>> Start Provided entries

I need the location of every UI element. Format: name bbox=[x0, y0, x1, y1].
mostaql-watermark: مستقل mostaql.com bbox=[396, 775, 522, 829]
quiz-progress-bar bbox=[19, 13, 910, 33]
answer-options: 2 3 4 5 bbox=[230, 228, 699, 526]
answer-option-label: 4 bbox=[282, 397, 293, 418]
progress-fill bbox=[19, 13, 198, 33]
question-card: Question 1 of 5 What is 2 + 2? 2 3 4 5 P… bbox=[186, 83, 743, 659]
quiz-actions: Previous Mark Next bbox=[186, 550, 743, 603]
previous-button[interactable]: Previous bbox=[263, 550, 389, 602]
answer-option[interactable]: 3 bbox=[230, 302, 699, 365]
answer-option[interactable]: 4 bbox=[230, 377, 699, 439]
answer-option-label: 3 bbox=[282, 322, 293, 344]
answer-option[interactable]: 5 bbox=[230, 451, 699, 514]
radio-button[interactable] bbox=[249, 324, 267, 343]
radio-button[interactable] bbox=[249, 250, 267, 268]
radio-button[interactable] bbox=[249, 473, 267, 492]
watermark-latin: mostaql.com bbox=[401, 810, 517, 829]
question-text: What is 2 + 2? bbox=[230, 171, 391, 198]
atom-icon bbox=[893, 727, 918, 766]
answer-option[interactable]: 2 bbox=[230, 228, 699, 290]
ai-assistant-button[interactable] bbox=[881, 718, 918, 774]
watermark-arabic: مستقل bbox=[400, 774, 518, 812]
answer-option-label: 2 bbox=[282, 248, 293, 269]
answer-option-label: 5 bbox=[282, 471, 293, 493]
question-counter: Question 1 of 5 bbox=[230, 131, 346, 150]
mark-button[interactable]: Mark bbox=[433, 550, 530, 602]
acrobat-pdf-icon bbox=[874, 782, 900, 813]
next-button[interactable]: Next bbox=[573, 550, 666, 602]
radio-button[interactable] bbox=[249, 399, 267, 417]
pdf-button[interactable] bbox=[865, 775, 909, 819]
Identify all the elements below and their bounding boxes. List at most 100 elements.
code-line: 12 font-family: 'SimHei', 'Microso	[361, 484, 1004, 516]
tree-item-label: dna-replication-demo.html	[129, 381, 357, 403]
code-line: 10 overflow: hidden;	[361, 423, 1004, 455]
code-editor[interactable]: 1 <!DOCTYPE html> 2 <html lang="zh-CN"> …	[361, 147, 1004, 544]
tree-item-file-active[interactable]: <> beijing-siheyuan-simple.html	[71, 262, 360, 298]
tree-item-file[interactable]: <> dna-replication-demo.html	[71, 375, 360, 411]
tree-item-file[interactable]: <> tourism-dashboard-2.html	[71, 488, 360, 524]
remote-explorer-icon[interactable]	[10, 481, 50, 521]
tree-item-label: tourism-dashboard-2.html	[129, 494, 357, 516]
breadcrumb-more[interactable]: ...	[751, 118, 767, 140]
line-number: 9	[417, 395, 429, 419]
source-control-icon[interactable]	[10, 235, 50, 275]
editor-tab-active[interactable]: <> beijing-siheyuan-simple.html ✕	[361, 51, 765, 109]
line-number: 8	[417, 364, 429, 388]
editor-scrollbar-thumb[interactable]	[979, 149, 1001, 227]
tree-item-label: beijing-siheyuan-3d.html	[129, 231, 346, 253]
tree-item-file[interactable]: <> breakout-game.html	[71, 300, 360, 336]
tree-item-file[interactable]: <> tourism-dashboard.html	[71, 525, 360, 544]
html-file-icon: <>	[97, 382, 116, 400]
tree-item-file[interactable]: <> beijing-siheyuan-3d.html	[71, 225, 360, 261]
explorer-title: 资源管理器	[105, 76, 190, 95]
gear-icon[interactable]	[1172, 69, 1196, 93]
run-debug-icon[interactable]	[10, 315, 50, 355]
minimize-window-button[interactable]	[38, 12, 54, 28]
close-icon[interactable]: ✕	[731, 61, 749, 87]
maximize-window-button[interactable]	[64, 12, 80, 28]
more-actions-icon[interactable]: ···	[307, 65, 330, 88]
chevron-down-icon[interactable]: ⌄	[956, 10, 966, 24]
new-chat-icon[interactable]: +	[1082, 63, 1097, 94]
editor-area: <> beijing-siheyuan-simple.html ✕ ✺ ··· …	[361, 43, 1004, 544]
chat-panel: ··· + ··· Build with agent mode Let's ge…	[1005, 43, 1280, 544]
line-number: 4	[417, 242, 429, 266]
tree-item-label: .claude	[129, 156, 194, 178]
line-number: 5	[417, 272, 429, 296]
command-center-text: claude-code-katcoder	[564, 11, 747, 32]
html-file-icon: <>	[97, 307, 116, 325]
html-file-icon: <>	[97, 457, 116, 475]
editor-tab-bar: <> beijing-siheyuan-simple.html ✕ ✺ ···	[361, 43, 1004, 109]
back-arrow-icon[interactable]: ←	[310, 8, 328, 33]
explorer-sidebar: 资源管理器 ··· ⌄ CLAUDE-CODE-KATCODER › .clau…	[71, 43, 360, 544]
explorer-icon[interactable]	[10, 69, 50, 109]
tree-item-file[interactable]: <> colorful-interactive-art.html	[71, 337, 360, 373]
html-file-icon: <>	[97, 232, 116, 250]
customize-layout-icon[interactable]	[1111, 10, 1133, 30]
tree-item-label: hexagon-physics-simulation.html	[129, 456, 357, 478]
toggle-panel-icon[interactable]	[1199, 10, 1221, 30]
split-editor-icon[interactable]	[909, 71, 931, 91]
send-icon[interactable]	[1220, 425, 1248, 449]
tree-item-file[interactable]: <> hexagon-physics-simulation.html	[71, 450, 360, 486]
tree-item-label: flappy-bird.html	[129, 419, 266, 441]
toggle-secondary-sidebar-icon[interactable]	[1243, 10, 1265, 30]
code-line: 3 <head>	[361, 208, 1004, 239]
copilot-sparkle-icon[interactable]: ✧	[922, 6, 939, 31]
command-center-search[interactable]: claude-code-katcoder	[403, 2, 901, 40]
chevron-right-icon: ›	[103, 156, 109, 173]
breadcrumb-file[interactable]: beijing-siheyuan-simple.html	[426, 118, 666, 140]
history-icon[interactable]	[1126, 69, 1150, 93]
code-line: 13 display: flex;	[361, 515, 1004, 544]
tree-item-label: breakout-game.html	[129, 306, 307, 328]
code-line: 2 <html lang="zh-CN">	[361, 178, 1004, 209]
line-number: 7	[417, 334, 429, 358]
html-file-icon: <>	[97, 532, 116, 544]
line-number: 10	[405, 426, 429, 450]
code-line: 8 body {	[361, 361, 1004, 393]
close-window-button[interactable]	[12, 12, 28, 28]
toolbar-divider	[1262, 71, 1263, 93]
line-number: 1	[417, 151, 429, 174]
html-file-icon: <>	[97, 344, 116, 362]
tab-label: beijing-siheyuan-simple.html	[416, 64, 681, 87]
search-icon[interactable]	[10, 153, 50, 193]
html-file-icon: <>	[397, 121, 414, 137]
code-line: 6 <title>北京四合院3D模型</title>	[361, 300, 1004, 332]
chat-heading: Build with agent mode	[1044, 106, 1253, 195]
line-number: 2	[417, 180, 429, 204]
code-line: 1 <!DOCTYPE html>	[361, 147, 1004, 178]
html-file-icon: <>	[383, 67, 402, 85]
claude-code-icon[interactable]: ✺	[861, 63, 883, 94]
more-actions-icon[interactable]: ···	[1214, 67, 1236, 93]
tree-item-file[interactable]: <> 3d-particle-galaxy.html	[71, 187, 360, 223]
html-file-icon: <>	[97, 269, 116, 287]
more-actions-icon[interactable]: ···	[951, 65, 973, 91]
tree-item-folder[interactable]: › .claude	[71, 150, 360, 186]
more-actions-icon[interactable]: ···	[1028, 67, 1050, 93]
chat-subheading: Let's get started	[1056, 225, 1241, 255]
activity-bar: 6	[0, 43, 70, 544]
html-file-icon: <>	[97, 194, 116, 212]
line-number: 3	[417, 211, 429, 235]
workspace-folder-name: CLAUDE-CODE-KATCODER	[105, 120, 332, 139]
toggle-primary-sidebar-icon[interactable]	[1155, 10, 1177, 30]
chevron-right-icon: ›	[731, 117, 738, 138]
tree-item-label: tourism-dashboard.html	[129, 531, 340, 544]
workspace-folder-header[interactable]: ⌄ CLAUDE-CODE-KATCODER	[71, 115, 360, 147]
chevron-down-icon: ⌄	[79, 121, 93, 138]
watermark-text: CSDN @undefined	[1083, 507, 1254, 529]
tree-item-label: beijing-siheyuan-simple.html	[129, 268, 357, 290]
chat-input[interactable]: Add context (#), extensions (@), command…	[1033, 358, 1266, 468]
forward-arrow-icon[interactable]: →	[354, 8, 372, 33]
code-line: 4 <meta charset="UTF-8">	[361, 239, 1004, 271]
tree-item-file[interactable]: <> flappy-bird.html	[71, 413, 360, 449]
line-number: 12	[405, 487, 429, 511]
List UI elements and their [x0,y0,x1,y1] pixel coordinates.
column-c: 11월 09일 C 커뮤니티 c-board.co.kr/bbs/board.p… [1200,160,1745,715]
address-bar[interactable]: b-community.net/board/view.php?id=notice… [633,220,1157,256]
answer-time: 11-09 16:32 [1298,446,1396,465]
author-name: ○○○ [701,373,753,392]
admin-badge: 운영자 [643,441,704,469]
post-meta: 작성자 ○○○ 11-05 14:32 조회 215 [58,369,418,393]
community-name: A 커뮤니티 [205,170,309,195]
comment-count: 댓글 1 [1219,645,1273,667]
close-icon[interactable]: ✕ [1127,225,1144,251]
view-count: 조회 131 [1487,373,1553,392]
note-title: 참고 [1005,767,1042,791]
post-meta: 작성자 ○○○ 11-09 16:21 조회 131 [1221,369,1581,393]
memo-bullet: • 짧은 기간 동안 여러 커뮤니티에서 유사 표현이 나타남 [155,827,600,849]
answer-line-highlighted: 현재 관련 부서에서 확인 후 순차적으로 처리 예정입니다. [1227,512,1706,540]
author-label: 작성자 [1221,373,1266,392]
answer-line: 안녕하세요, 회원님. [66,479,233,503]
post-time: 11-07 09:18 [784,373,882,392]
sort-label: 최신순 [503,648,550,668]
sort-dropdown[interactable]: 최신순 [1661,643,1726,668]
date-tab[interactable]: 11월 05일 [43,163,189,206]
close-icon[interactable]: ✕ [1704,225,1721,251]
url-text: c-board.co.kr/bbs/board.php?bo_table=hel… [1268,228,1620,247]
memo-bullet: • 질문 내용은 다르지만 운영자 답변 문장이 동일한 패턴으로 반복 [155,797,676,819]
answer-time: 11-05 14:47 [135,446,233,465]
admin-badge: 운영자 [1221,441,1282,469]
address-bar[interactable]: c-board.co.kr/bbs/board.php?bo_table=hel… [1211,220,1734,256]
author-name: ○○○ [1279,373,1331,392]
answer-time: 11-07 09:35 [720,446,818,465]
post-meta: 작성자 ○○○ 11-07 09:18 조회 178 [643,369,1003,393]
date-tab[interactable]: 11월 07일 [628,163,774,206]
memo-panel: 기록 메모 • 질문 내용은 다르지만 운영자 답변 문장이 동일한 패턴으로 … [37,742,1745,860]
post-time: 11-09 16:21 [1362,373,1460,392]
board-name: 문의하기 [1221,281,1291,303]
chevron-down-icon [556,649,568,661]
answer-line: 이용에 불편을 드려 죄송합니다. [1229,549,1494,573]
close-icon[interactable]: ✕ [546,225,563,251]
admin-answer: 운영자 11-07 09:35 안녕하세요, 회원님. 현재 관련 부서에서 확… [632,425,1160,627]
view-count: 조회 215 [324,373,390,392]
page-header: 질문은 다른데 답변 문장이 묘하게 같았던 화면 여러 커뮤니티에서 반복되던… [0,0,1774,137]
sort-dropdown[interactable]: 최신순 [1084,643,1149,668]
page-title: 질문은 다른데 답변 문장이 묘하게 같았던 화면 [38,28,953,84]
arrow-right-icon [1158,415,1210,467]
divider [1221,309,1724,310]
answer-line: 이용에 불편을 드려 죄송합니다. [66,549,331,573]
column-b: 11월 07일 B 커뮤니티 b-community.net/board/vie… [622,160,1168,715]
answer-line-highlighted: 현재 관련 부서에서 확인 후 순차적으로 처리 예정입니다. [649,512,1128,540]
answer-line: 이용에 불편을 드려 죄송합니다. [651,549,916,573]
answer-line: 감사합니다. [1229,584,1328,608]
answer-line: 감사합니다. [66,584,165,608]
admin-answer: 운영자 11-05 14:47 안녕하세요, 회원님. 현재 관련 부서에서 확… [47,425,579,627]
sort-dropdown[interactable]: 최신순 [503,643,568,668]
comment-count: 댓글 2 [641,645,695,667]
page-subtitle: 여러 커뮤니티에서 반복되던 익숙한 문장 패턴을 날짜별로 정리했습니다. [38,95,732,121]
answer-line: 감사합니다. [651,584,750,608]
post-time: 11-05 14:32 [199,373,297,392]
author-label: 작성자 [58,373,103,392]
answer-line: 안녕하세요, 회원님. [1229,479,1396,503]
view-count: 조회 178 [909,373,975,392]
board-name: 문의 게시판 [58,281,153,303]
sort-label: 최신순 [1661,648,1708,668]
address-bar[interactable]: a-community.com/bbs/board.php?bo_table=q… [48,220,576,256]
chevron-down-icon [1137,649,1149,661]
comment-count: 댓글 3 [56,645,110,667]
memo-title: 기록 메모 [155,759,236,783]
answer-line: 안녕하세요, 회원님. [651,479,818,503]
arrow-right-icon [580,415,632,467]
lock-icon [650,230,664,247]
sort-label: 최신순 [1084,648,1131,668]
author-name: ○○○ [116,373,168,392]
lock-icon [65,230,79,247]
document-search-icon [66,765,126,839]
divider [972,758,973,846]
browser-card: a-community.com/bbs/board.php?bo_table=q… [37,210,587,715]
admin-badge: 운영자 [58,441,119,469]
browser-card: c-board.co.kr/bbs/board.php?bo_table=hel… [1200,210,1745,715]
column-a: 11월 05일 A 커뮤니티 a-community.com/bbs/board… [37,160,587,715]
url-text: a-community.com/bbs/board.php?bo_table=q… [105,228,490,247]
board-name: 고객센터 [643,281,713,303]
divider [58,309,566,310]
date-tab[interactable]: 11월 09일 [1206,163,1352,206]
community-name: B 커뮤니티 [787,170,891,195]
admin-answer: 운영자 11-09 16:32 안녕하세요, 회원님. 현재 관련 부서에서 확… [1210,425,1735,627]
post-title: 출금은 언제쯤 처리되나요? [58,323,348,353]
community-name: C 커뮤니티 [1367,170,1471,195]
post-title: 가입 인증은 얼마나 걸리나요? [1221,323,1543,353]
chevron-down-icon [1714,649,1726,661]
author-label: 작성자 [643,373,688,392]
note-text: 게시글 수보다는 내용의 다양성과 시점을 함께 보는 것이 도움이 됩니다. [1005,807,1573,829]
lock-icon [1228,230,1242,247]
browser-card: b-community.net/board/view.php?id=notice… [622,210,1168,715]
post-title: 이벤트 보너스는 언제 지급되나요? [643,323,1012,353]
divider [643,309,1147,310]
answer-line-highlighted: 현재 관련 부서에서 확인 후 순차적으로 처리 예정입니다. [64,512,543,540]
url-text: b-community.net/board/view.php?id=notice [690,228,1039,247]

>> End Provided entries

- Task to complete -
Count the lines in the items above that contain the string "admin", treating uppercase and lowercase as different, and give only that number.

- Exercise result -
6